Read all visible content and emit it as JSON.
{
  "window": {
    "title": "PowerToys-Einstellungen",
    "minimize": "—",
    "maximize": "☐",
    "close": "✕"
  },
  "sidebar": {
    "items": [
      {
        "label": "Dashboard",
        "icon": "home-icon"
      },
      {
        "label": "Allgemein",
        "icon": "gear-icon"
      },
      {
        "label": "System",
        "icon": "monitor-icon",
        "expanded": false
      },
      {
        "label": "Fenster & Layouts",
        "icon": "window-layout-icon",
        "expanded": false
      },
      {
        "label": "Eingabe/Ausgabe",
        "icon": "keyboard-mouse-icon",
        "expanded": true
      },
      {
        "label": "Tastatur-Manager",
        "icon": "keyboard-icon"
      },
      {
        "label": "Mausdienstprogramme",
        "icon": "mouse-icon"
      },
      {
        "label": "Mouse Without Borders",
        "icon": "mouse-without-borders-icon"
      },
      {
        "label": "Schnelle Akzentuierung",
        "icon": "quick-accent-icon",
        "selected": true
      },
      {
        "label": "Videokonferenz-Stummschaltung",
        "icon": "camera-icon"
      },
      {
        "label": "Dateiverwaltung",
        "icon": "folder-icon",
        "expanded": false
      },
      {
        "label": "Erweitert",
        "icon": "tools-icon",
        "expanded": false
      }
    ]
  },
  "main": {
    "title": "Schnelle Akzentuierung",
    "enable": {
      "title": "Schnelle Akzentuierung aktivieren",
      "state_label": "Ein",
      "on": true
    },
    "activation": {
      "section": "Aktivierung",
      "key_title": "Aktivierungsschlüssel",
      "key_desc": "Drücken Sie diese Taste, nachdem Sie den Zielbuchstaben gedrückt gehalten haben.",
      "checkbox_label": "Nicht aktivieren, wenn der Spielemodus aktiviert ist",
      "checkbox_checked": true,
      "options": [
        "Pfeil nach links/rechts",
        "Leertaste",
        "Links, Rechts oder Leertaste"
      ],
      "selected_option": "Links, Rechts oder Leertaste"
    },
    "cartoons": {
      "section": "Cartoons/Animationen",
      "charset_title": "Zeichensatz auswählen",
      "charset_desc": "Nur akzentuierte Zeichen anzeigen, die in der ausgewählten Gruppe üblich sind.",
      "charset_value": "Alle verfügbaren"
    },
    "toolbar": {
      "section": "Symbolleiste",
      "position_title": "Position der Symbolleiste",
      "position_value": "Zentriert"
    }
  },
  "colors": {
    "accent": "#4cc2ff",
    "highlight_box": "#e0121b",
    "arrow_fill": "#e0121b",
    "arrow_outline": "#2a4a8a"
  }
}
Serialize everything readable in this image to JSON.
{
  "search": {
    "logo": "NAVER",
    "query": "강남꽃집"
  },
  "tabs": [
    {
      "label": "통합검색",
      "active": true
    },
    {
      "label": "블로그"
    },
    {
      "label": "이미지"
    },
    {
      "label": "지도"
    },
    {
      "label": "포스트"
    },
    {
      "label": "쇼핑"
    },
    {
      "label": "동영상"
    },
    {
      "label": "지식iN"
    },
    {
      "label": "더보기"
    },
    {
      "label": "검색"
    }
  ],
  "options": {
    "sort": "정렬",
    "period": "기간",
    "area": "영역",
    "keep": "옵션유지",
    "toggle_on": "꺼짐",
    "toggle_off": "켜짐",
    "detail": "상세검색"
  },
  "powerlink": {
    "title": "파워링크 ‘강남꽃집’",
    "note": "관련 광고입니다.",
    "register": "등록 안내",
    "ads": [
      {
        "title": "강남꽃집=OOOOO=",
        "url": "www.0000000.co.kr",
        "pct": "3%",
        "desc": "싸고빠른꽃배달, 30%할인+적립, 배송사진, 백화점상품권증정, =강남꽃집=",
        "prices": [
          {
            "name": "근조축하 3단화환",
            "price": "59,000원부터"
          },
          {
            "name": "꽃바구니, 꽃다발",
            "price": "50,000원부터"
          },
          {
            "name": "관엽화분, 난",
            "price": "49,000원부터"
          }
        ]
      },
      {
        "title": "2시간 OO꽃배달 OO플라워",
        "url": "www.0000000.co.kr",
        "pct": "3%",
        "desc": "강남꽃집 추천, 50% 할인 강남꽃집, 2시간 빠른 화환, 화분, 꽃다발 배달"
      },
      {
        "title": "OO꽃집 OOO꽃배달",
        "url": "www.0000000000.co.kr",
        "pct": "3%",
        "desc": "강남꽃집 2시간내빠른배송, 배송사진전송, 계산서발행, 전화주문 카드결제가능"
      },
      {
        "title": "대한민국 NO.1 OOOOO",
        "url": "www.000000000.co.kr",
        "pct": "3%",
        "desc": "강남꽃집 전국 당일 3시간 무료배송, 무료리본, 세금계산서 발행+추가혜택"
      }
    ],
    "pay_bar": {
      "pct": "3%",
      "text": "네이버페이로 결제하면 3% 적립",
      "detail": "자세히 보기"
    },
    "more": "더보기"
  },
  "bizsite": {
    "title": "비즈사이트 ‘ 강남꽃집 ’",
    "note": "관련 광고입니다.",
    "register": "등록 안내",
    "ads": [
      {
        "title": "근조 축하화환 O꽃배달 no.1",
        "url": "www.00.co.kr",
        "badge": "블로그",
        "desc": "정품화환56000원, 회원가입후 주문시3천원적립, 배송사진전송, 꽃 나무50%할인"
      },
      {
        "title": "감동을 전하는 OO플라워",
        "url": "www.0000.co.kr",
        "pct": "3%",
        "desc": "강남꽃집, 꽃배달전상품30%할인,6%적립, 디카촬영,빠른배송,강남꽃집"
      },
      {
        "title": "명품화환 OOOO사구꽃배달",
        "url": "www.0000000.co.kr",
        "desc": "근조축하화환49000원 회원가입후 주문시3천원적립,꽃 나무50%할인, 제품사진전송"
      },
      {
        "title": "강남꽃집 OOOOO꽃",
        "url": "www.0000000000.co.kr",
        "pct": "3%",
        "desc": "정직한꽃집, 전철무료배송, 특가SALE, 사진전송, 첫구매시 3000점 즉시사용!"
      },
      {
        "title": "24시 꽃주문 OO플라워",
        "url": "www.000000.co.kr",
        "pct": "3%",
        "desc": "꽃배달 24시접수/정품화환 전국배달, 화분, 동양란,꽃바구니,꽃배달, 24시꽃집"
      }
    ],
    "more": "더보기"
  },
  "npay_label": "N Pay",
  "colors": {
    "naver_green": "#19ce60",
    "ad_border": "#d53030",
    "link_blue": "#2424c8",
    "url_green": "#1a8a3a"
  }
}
━━━━━━━━━━━━━━━━
• _The problem_: Copy out the material word for word and line for line.

• _The response_:
Read all visible content and emit it as JSON.
{
  "window": {
    "title": "PowerToys-Einstellungen",
    "minimize": "—",
    "maximize": "☐",
    "close": "✕"
  },
  "sidebar": {
    "items": [
      {
        "label": "Dashboard",
        "icon": "home-icon"
      },
      {
        "label": "Allgemein",
        "icon": "gear-icon"
      },
      {
        "label": "System",
        "icon": "monitor-icon",
        "expanded": false
      },
      {
        "label": "Fenster & Layouts",
        "icon": "window-layout-icon",
        "expanded": false
      },
      {
        "label": "Eingabe/Ausgabe",
        "icon": "keyboard-mouse-icon",
        "expanded": true
      },
      {
        "label": "Tastatur-Manager",
        "icon": "keyboard-icon"
      },
      {
        "label": "Mausdienstprogramme",
        "icon": "mouse-icon"
      },
      {
        "label": "Mouse Without Borders",
        "icon": "mouse-without-borders-icon"
      },
      {
        "label": "Schnelle Akzentuierung",
        "icon": "quick-accent-icon",
        "selected": true
      },
      {
        "label": "Videokonferenz-Stummschaltung",
        "icon": "camera-icon"
      },
      {
        "label": "Dateiverwaltung",
        "icon": "folder-icon",
        "expanded": false
      },
      {
        "label": "Erweitert",
        "icon": "tools-icon",
        "expanded": false
      }
    ]
  },
  "main": {
    "title": "Schnelle Akzentuierung",
    "enable": {
      "title": "Schnelle Akzentuierung aktivieren",
      "state_label": "Ein",
      "on": true
    },
    "activation": {
      "section": "Aktivierung",
      "key_title": "Aktivierungsschlüssel",
      "key_desc": "Drücken Sie diese Taste, nachdem Sie den Zielbuchstaben gedrückt gehalten haben.",
      "checkbox_label": "Nicht aktivieren, wenn der Spielemodus aktiviert ist",
      "checkbox_checked": true,
      "options": [
        "Pfeil nach links/rechts",
        "Leertaste",
        "Links, Rechts oder Leertaste"
      ],
      "selected_option": "Links, Rechts oder Leertaste"
    },
    "cartoons": {
      "section": "Cartoons/Animationen",
      "charset_title": "Zeichensatz auswählen",
      "charset_desc": "Nur akzentuierte Zeichen anzeigen, die in der ausgewählten Gruppe üblich sind.",
      "charset_value": "Alle verfügbaren"
    },
    "toolbar": {
      "section": "Symbolleiste",
      "position_title": "Position der Symbolleiste",
      "position_value": "Zentriert"
    }
  },
  "colors": {
    "accent": "#4cc2ff",
    "highlight_box": "#e0121b",
    "arrow_fill": "#e0121b",
    "arrow_outline": "#2a4a8a"
  }
}
Serialize everything readable in this image to JSON.
{
  "search": {
    "logo": "NAVER",
    "query": "강남꽃집"
  },
  "tabs": [
    {
      "label": "통합검색",
      "active": true
    },
    {
      "label": "블로그"
    },
    {
      "label": "이미지"
    },
    {
      "label": "지도"
    },
    {
      "label": "포스트"
    },
    {
      "label": "쇼핑"
    },
    {
      "label": "동영상"
    },
    {
      "label": "지식iN"
    },
    {
      "label": "더보기"
    },
    {
      "label": "검색"
    }
  ],
  "options": {
    "sort": "정렬",
    "period": "기간",
    "area": "영역",
    "keep": "옵션유지",
    "toggle_on": "꺼짐",
    "toggle_off": "켜짐",
    "detail": "상세검색"
  },
  "powerlink": {
    "title": "파워링크 ‘강남꽃집’",
    "note": "관련 광고입니다.",
    "register": "등록 안내",
    "ads": [
      {
        "title": "강남꽃집=OOOOO=",
        "url": "www.0000000.co.kr",
        "pct": "3%",
        "desc": "싸고빠른꽃배달, 30%할인+적립, 배송사진, 백화점상품권증정, =강남꽃집=",
        "prices": [
          {
            "name": "근조축하 3단화환",
            "price": "59,000원부터"
          },
          {
            "name": "꽃바구니, 꽃다발",
            "price": "50,000원부터"
          },
          {
            "name": "관엽화분, 난",
            "price": "49,000원부터"
          }
        ]
      },
      {
        "title": "2시간 OO꽃배달 OO플라워",
        "url": "www.0000000.co.kr",
        "pct": "3%",
        "desc": "강남꽃집 추천, 50% 할인 강남꽃집, 2시간 빠른 화환, 화분, 꽃다발 배달"
      },
      {
        "title": "OO꽃집 OOO꽃배달",
        "url": "www.0000000000.co.kr",
        "pct": "3%",
        "desc": "강남꽃집 2시간내빠른배송, 배송사진전송, 계산서발행, 전화주문 카드결제가능"
      },
      {
        "title": "대한민국 NO.1 OOOOO",
        "url": "www.000000000.co.kr",
        "pct": "3%",
        "desc": "강남꽃집 전국 당일 3시간 무료배송, 무료리본, 세금계산서 발행+추가혜택"
      }
    ],
    "pay_bar": {
      "pct": "3%",
      "text": "네이버페이로 결제하면 3% 적립",
      "detail": "자세히 보기"
    },
    "more": "더보기"
  },
  "bizsite": {
    "title": "비즈사이트 ‘ 강남꽃집 ’",
    "note": "관련 광고입니다.",
    "register": "등록 안내",
    "ads": [
      {
        "title": "근조 축하화환 O꽃배달 no.1",
        "url": "www.00.co.kr",
        "badge": "블로그",
        "desc": "정품화환56000원, 회원가입후 주문시3천원적립, 배송사진전송, 꽃 나무50%할인"
      },
      {
        "title": "감동을 전하는 OO플라워",
        "url": "www.0000.co.kr",
        "pct": "3%",
        "desc": "강남꽃집, 꽃배달전상품30%할인,6%적립, 디카촬영,빠른배송,강남꽃집"
      },
      {
        "title": "명품화환 OOOO사구꽃배달",
        "url": "www.0000000.co.kr",
        "desc": "근조축하화환49000원 회원가입후 주문시3천원적립,꽃 나무50%할인, 제품사진전송"
      },
      {
        "title": "강남꽃집 OOOOO꽃",
        "url": "www.0000000000.co.kr",
        "pct": "3%",
        "desc": "정직한꽃집, 전철무료배송, 특가SALE, 사진전송, 첫구매시 3000점 즉시사용!"
      },
      {
        "title": "24시 꽃주문 OO플라워",
        "url": "www.000000.co.kr",
        "pct": "3%",
        "desc": "꽃배달 24시접수/정품화환 전국배달, 화분, 동양란,꽃바구니,꽃배달, 24시꽃집"
      }
    ],
    "more": "더보기"
  },
  "npay_label": "N Pay",
  "colors": {
    "naver_green": "#19ce60",
    "ad_border": "#d53030",
    "link_blue": "#2424c8",
    "url_green": "#1a8a3a"
  }
}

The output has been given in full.